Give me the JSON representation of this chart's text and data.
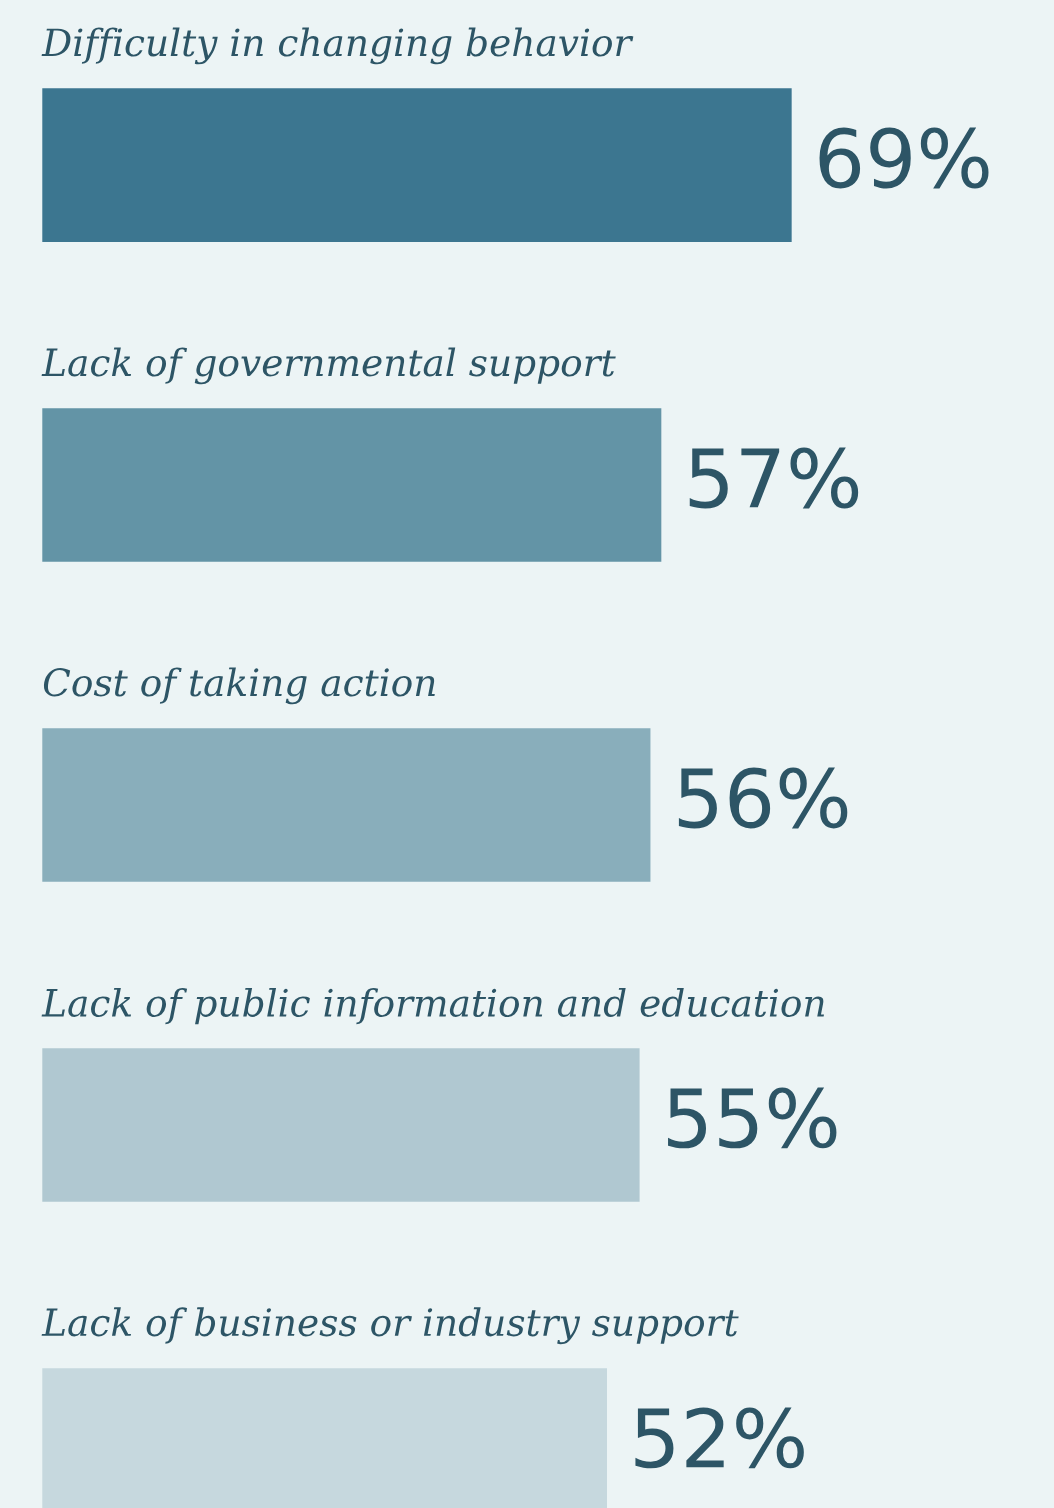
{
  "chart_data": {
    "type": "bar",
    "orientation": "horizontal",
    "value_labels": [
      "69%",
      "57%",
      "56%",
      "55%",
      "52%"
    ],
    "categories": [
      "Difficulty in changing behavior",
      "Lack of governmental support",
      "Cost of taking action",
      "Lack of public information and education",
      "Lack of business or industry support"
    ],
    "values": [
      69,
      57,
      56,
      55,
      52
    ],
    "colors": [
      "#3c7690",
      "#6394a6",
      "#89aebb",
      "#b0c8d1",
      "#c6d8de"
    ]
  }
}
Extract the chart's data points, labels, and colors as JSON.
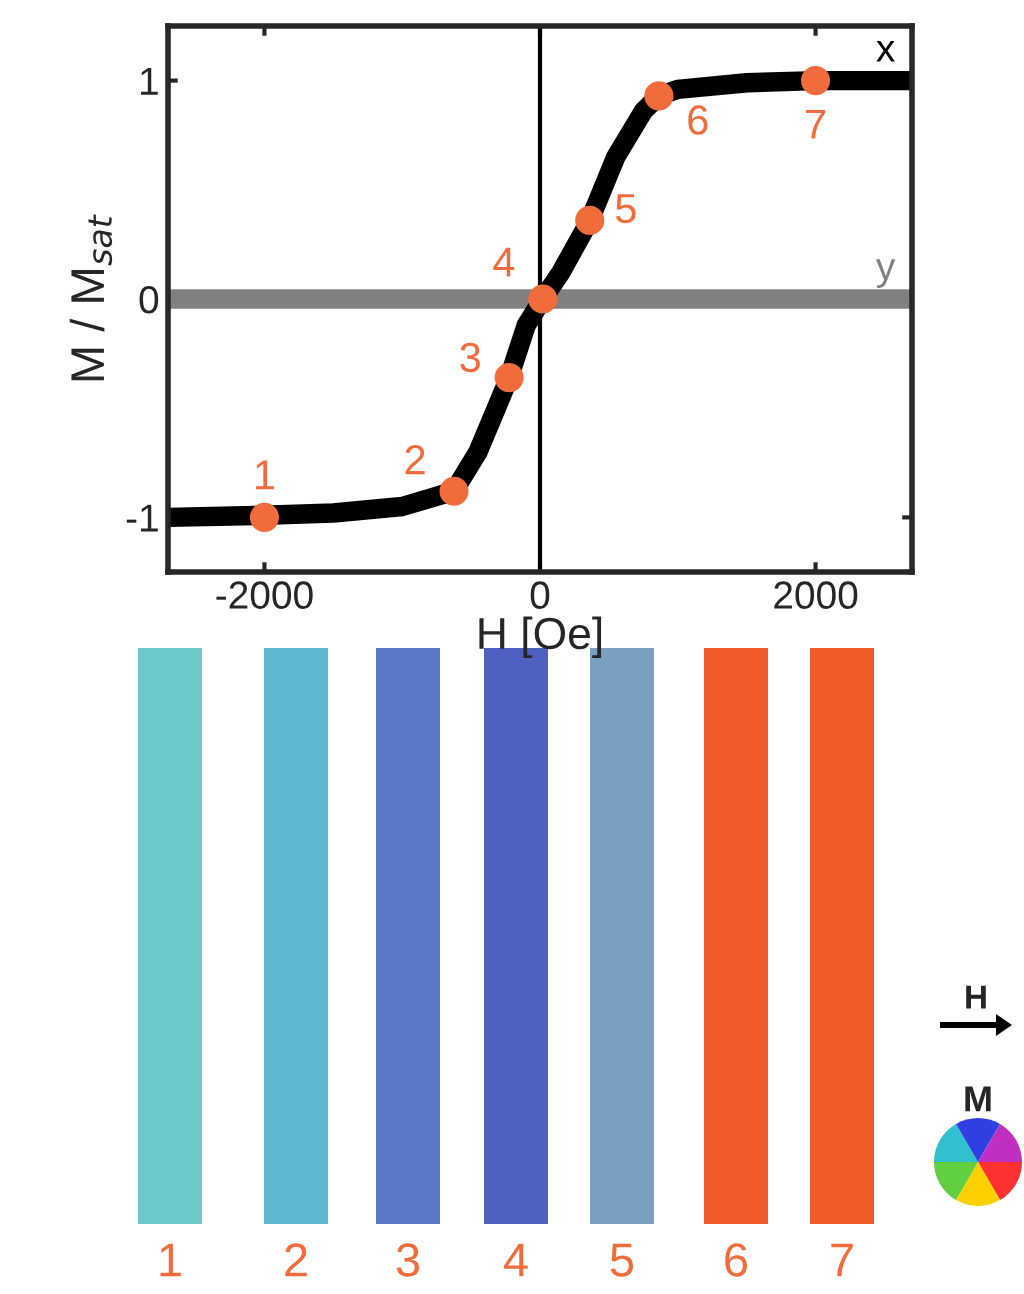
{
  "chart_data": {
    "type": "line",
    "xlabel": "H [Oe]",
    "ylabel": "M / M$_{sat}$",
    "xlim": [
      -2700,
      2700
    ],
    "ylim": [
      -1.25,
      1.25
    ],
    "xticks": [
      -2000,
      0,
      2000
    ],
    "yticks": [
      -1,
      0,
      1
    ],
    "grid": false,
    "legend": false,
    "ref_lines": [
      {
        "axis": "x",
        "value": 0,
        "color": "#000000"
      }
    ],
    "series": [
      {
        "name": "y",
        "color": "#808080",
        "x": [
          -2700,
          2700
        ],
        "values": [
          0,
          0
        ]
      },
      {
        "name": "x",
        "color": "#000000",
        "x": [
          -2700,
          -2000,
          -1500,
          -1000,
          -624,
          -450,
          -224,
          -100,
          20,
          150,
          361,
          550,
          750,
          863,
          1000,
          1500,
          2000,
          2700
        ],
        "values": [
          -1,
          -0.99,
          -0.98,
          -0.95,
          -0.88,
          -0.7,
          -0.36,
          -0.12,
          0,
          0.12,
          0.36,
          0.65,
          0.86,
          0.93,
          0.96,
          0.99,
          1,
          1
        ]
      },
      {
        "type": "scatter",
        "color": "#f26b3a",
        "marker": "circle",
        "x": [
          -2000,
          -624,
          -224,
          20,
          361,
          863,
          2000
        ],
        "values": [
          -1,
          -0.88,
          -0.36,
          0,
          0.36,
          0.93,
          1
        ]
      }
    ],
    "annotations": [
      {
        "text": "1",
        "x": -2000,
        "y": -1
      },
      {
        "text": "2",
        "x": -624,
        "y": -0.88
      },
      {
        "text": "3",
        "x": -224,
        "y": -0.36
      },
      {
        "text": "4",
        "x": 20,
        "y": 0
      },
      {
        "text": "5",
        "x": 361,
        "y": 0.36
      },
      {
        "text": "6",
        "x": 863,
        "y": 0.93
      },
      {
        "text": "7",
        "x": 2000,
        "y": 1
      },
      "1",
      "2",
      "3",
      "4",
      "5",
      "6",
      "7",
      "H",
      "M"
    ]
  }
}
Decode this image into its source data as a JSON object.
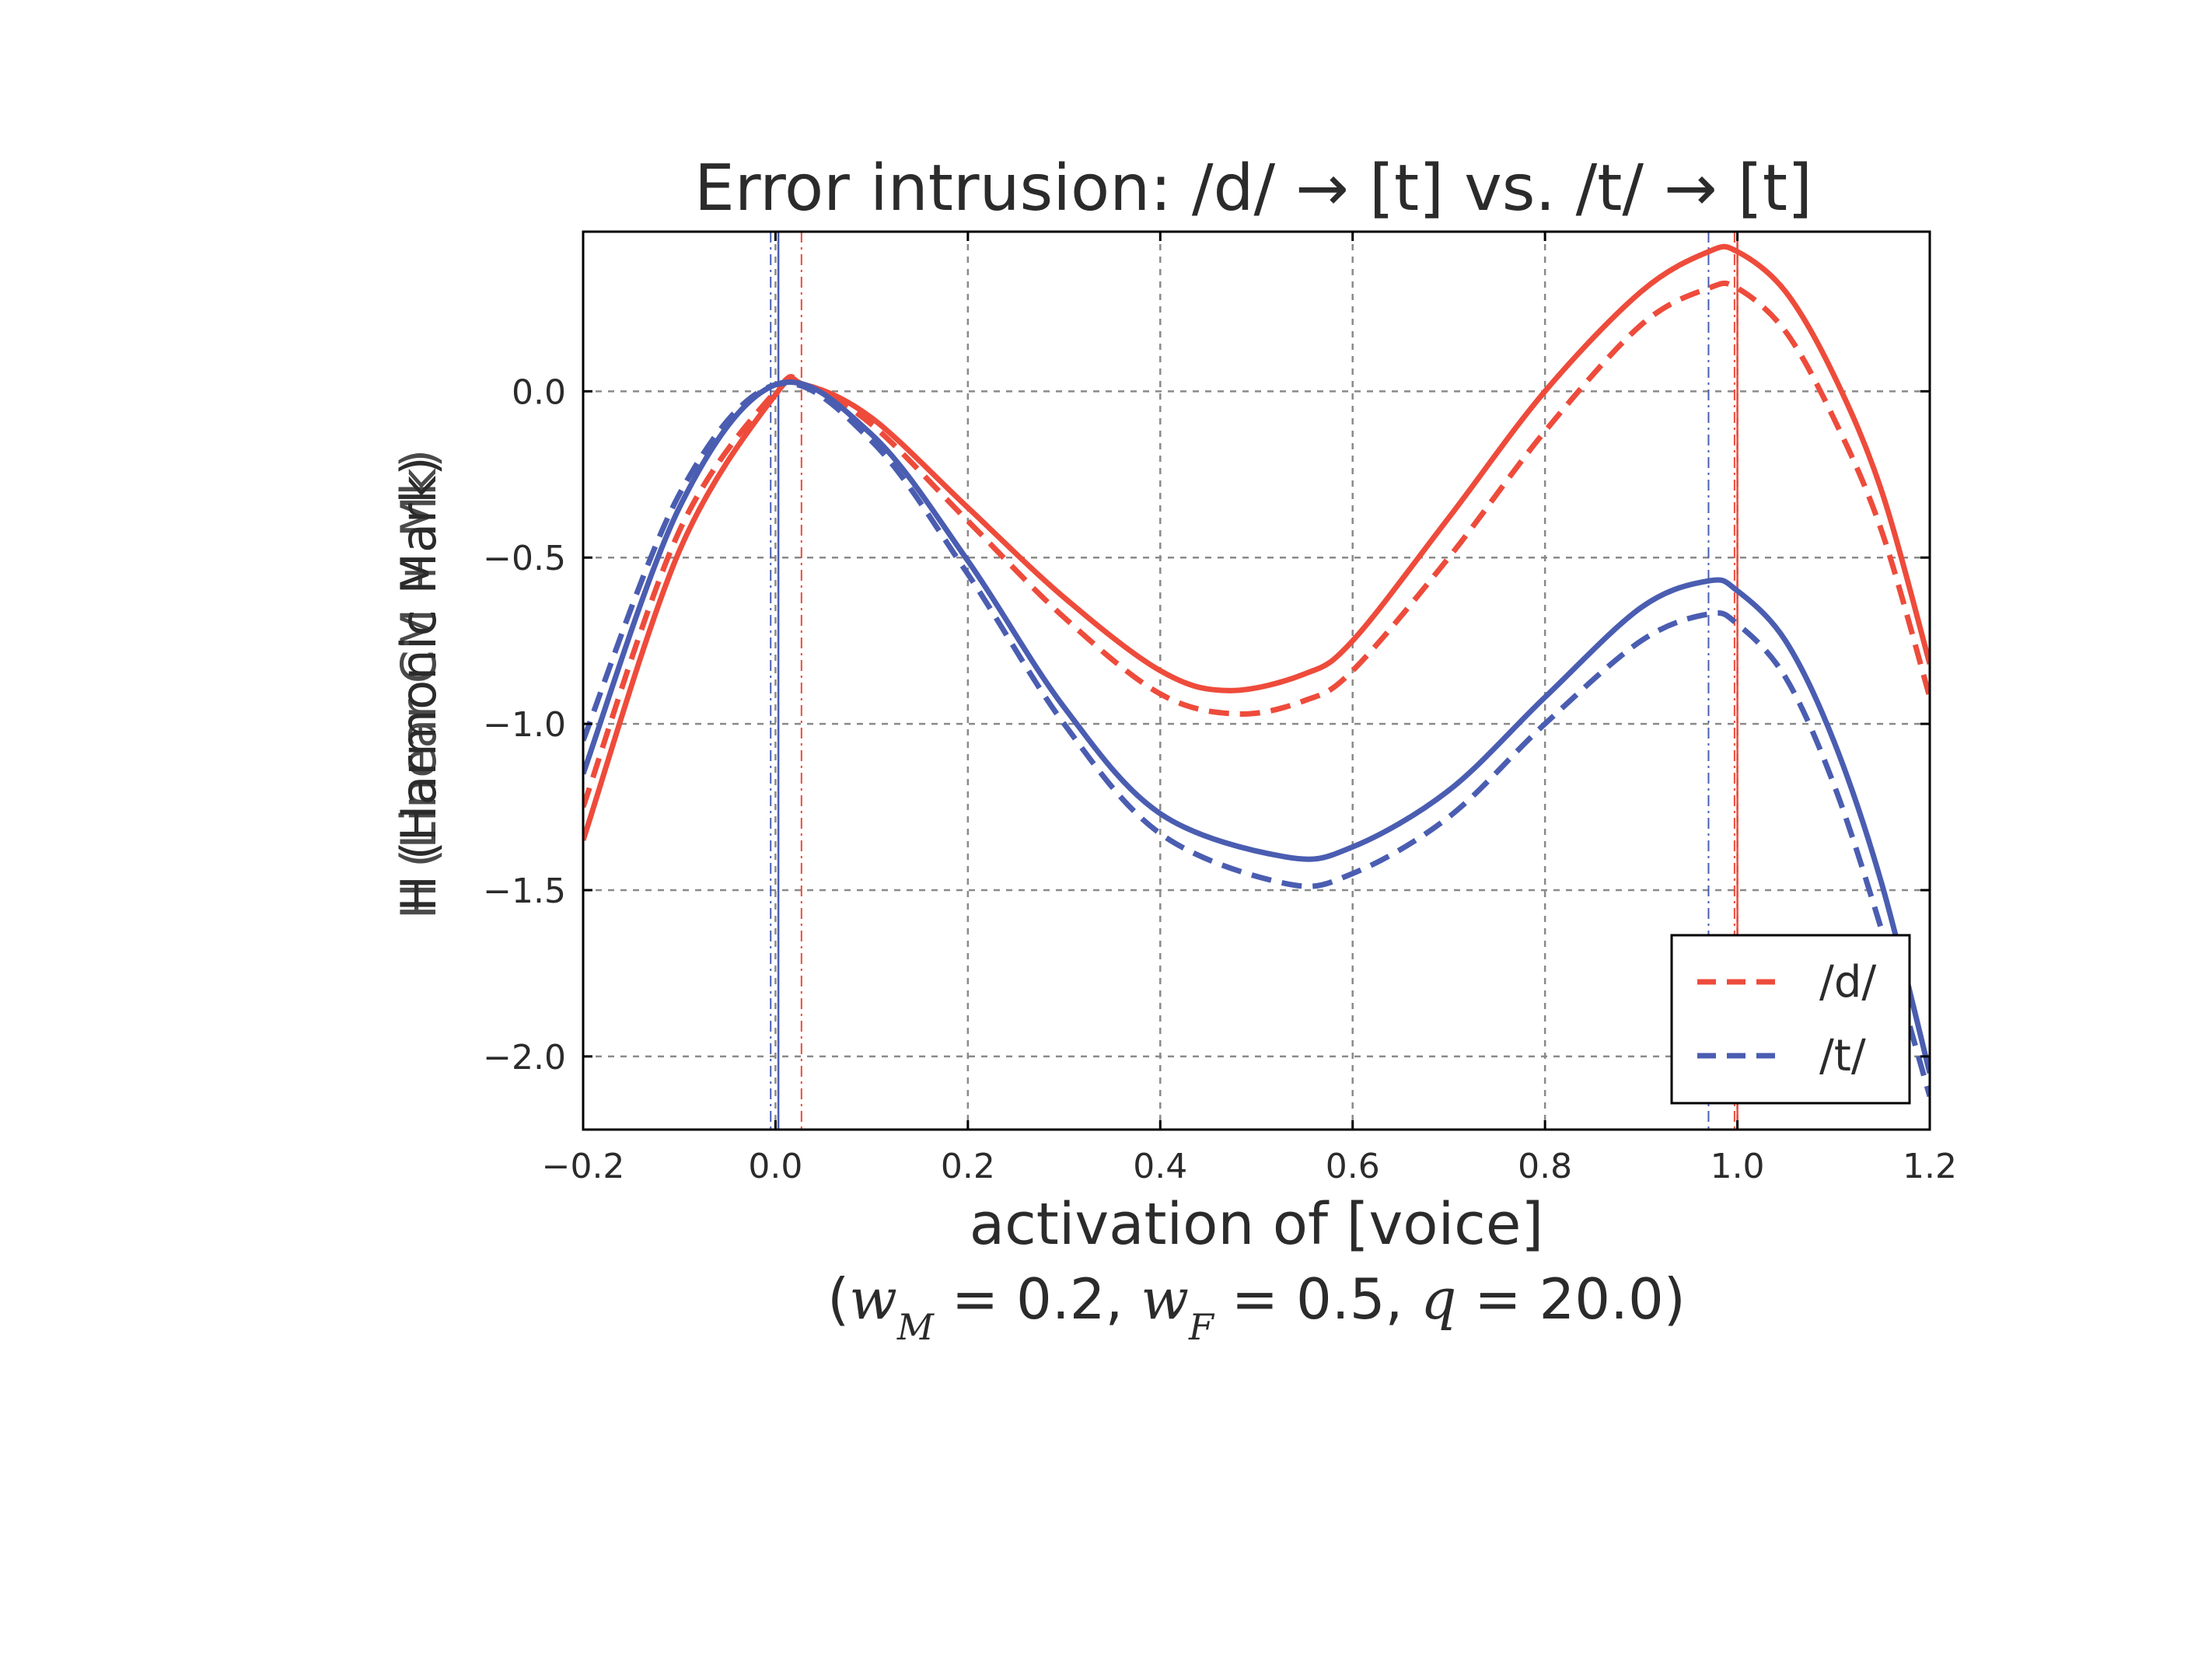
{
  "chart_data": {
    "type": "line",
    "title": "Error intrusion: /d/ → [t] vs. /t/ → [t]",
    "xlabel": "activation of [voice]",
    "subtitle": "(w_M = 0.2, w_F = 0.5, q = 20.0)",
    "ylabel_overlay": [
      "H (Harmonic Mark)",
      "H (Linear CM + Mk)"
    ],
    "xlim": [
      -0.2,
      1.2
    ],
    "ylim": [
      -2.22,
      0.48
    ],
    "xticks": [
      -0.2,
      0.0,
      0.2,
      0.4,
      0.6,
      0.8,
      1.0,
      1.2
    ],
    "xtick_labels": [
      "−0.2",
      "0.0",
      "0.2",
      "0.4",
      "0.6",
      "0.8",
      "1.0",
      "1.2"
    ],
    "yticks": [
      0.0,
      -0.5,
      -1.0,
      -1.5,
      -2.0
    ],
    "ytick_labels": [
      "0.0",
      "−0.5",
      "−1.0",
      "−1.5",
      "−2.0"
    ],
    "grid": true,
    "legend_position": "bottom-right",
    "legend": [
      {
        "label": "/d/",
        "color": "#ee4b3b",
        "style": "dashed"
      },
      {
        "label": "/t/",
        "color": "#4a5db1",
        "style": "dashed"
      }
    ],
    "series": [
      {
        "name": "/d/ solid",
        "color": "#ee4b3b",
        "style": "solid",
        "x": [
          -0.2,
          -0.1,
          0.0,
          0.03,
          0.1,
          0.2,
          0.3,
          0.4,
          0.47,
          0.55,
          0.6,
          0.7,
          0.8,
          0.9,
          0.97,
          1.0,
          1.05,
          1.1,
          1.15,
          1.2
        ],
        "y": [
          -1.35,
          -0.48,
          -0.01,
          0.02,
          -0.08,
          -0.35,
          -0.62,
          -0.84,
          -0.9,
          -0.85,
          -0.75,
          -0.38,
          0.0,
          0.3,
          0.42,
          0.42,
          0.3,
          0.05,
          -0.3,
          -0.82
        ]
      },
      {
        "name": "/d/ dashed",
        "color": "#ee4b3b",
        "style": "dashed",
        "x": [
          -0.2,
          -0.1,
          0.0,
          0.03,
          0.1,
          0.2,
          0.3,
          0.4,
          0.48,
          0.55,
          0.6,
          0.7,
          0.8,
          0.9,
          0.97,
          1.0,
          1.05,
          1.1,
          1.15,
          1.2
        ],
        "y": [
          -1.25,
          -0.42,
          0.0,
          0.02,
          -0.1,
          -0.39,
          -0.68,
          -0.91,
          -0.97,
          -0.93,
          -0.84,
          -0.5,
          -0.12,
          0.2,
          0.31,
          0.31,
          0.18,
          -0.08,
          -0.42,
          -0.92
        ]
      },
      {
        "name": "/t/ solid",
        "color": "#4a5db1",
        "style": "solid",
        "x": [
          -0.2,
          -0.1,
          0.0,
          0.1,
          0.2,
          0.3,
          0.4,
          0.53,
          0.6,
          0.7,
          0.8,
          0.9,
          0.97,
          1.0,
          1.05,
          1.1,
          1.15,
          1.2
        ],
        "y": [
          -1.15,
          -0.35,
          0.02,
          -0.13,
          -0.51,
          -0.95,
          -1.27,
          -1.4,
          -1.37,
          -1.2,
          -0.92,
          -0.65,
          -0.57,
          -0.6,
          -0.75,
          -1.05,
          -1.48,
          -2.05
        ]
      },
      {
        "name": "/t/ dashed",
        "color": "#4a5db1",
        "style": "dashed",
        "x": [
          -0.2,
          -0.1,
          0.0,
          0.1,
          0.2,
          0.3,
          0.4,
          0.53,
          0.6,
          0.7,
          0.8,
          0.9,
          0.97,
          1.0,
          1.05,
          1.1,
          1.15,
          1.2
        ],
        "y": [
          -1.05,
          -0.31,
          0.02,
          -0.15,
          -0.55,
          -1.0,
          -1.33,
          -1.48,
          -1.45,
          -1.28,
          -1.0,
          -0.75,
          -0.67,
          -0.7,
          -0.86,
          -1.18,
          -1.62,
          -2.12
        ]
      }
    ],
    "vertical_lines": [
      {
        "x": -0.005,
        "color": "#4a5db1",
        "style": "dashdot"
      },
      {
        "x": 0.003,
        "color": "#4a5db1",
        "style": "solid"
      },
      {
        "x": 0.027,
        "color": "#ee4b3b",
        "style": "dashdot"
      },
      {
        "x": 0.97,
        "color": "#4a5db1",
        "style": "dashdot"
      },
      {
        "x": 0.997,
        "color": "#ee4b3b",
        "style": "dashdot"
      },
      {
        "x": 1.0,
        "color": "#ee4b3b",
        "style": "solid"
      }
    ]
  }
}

* WHAT NEEDS TO BE DONE:
Copy out every line of the material above that mentions the word "JSON".

* FINAL ANSWER:
Give me the JSON representation of this chart's text and data.
Extract the chart's data points, labels, and colors as JSON.
Decode this image into its source data as a JSON object.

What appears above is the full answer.